(Source data)
↓↓↓

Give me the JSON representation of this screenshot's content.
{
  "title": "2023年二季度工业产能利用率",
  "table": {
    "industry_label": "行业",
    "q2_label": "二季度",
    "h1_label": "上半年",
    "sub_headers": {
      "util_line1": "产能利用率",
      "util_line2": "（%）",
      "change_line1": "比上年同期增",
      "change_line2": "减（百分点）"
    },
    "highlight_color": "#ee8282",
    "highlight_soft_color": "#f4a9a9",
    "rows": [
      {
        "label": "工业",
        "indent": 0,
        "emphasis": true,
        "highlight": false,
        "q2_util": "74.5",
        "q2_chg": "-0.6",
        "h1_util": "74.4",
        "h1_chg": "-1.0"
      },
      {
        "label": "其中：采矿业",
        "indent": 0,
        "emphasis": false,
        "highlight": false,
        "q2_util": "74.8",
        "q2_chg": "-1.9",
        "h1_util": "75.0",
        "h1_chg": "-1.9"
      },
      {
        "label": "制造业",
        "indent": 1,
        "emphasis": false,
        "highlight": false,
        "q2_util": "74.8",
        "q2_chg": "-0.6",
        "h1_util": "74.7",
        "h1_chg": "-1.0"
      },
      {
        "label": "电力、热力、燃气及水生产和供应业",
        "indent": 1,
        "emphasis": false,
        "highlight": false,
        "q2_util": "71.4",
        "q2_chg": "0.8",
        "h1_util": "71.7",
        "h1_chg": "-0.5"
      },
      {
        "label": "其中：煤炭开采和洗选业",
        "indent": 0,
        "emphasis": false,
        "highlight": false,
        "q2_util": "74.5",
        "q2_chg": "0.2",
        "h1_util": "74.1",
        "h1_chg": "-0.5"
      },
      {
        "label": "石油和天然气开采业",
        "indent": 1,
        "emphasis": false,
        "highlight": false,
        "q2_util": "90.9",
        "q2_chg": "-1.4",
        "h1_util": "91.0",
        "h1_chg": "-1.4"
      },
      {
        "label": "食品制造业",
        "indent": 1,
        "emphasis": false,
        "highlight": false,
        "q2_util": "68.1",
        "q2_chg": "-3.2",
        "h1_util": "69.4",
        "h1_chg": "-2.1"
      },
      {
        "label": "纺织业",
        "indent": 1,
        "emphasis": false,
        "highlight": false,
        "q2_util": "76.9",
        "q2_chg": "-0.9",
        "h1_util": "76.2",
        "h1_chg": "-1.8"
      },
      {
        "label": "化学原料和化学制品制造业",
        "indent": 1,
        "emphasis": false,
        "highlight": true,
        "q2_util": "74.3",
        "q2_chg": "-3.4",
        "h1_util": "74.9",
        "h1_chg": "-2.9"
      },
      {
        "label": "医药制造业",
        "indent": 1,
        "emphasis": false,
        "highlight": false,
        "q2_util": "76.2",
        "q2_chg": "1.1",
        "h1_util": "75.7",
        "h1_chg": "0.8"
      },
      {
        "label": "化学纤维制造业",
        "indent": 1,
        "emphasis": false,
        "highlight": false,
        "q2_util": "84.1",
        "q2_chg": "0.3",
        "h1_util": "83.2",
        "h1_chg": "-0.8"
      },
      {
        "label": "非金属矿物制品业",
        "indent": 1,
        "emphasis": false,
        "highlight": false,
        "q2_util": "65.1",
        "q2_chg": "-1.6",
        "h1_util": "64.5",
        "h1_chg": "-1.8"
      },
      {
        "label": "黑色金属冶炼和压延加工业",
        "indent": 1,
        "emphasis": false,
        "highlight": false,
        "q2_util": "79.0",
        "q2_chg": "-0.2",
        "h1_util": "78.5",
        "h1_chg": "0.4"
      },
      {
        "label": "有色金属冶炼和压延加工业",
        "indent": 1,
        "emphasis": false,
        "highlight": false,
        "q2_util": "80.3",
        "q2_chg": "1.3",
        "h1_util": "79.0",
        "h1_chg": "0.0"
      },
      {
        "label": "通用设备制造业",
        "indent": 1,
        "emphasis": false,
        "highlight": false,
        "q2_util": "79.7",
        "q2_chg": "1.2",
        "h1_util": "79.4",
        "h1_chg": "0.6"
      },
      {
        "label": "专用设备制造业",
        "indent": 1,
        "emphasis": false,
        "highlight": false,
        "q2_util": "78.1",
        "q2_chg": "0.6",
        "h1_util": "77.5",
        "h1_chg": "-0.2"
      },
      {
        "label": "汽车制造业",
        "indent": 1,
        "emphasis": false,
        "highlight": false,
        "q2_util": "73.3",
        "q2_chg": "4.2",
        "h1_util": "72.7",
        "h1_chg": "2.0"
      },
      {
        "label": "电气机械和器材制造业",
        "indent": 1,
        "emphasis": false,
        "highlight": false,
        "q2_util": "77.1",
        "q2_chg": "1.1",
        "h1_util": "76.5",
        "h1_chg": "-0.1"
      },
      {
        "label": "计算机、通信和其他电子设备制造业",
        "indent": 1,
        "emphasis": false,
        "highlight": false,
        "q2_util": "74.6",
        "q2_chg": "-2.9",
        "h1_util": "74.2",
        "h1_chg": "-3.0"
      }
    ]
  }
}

↑↑↑

• Problem statement
Each line above must be reproduced exactly as it stands.

• Solution to this problem
Give me the JSON representation of this screenshot's content.
{
  "title": "2023年二季度工业产能利用率",
  "table": {
    "industry_label": "行业",
    "q2_label": "二季度",
    "h1_label": "上半年",
    "sub_headers": {
      "util_line1": "产能利用率",
      "util_line2": "（%）",
      "change_line1": "比上年同期增",
      "change_line2": "减（百分点）"
    },
    "highlight_color": "#ee8282",
    "highlight_soft_color": "#f4a9a9",
    "rows": [
      {
        "label": "工业",
        "indent": 0,
        "emphasis": true,
        "highlight": false,
        "q2_util": "74.5",
        "q2_chg": "-0.6",
        "h1_util": "74.4",
        "h1_chg": "-1.0"
      },
      {
        "label": "其中：采矿业",
        "indent": 0,
        "emphasis": false,
        "highlight": false,
        "q2_util": "74.8",
        "q2_chg": "-1.9",
        "h1_util": "75.0",
        "h1_chg": "-1.9"
      },
      {
        "label": "制造业",
        "indent": 1,
        "emphasis": false,
        "highlight": false,
        "q2_util": "74.8",
        "q2_chg": "-0.6",
        "h1_util": "74.7",
        "h1_chg": "-1.0"
      },
      {
        "label": "电力、热力、燃气及水生产和供应业",
        "indent": 1,
        "emphasis": false,
        "highlight": false,
        "q2_util": "71.4",
        "q2_chg": "0.8",
        "h1_util": "71.7",
        "h1_chg": "-0.5"
      },
      {
        "label": "其中：煤炭开采和洗选业",
        "indent": 0,
        "emphasis": false,
        "highlight": false,
        "q2_util": "74.5",
        "q2_chg": "0.2",
        "h1_util": "74.1",
        "h1_chg": "-0.5"
      },
      {
        "label": "石油和天然气开采业",
        "indent": 1,
        "emphasis": false,
        "highlight": false,
        "q2_util": "90.9",
        "q2_chg": "-1.4",
        "h1_util": "91.0",
        "h1_chg": "-1.4"
      },
      {
        "label": "食品制造业",
        "indent": 1,
        "emphasis": false,
        "highlight": false,
        "q2_util": "68.1",
        "q2_chg": "-3.2",
        "h1_util": "69.4",
        "h1_chg": "-2.1"
      },
      {
        "label": "纺织业",
        "indent": 1,
        "emphasis": false,
        "highlight": false,
        "q2_util": "76.9",
        "q2_chg": "-0.9",
        "h1_util": "76.2",
        "h1_chg": "-1.8"
      },
      {
        "label": "化学原料和化学制品制造业",
        "indent": 1,
        "emphasis": false,
        "highlight": true,
        "q2_util": "74.3",
        "q2_chg": "-3.4",
        "h1_util": "74.9",
        "h1_chg": "-2.9"
      },
      {
        "label": "医药制造业",
        "indent": 1,
        "emphasis": false,
        "highlight": false,
        "q2_util": "76.2",
        "q2_chg": "1.1",
        "h1_util": "75.7",
        "h1_chg": "0.8"
      },
      {
        "label": "化学纤维制造业",
        "indent": 1,
        "emphasis": false,
        "highlight": false,
        "q2_util": "84.1",
        "q2_chg": "0.3",
        "h1_util": "83.2",
        "h1_chg": "-0.8"
      },
      {
        "label": "非金属矿物制品业",
        "indent": 1,
        "emphasis": false,
        "highlight": false,
        "q2_util": "65.1",
        "q2_chg": "-1.6",
        "h1_util": "64.5",
        "h1_chg": "-1.8"
      },
      {
        "label": "黑色金属冶炼和压延加工业",
        "indent": 1,
        "emphasis": false,
        "highlight": false,
        "q2_util": "79.0",
        "q2_chg": "-0.2",
        "h1_util": "78.5",
        "h1_chg": "0.4"
      },
      {
        "label": "有色金属冶炼和压延加工业",
        "indent": 1,
        "emphasis": false,
        "highlight": false,
        "q2_util": "80.3",
        "q2_chg": "1.3",
        "h1_util": "79.0",
        "h1_chg": "0.0"
      },
      {
        "label": "通用设备制造业",
        "indent": 1,
        "emphasis": false,
        "highlight": false,
        "q2_util": "79.7",
        "q2_chg": "1.2",
        "h1_util": "79.4",
        "h1_chg": "0.6"
      },
      {
        "label": "专用设备制造业",
        "indent": 1,
        "emphasis": false,
        "highlight": false,
        "q2_util": "78.1",
        "q2_chg": "0.6",
        "h1_util": "77.5",
        "h1_chg": "-0.2"
      },
      {
        "label": "汽车制造业",
        "indent": 1,
        "emphasis": false,
        "highlight": false,
        "q2_util": "73.3",
        "q2_chg": "4.2",
        "h1_util": "72.7",
        "h1_chg": "2.0"
      },
      {
        "label": "电气机械和器材制造业",
        "indent": 1,
        "emphasis": false,
        "highlight": false,
        "q2_util": "77.1",
        "q2_chg": "1.1",
        "h1_util": "76.5",
        "h1_chg": "-0.1"
      },
      {
        "label": "计算机、通信和其他电子设备制造业",
        "indent": 1,
        "emphasis": false,
        "highlight": false,
        "q2_util": "74.6",
        "q2_chg": "-2.9",
        "h1_util": "74.2",
        "h1_chg": "-3.0"
      }
    ]
  }
}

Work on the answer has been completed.